● Supplied material
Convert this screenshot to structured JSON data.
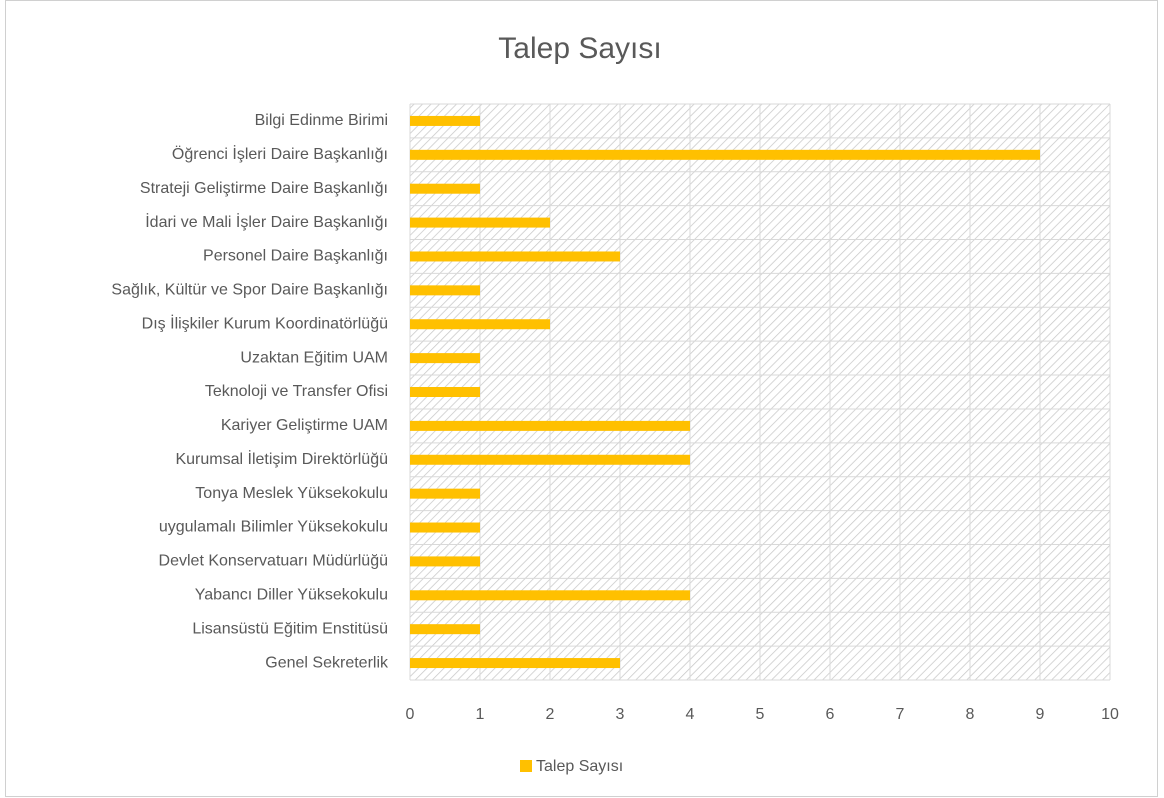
{
  "chart_data": {
    "type": "bar",
    "orientation": "horizontal",
    "title": "Talep Sayısı",
    "categories": [
      "Bilgi Edinme Birimi",
      "Öğrenci İşleri Daire Başkanlığı",
      "Strateji Geliştirme Daire Başkanlığı",
      "İdari ve Mali İşler Daire Başkanlığı",
      "Personel Daire Başkanlığı",
      "Sağlık, Kültür ve Spor Daire Başkanlığı",
      "Dış İlişkiler Kurum Koordinatörlüğü",
      "Uzaktan Eğitim UAM",
      "Teknoloji ve Transfer Ofisi",
      "Kariyer Geliştirme UAM",
      "Kurumsal İletişim Direktörlüğü",
      "Tonya Meslek Yüksekokulu ",
      "uygulamalı Bilimler Yüksekokulu",
      "Devlet Konservatuarı Müdürlüğü",
      "Yabancı Diller Yüksekokulu",
      "Lisansüstü Eğitim Enstitüsü",
      "Genel Sekreterlik"
    ],
    "series": [
      {
        "name": "Talep Sayısı",
        "color": "#FFC000",
        "values": [
          1,
          9,
          1,
          2,
          3,
          1,
          2,
          1,
          1,
          4,
          4,
          1,
          1,
          1,
          4,
          1,
          3
        ]
      }
    ],
    "xlim": [
      0,
      10
    ],
    "xticks": [
      0,
      1,
      2,
      3,
      4,
      5,
      6,
      7,
      8,
      9,
      10
    ],
    "grid": true,
    "legend": "bottom"
  }
}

● Required task
Check each line of these records for the string "Eğitim" and state only how many lines have it.

● Task response
2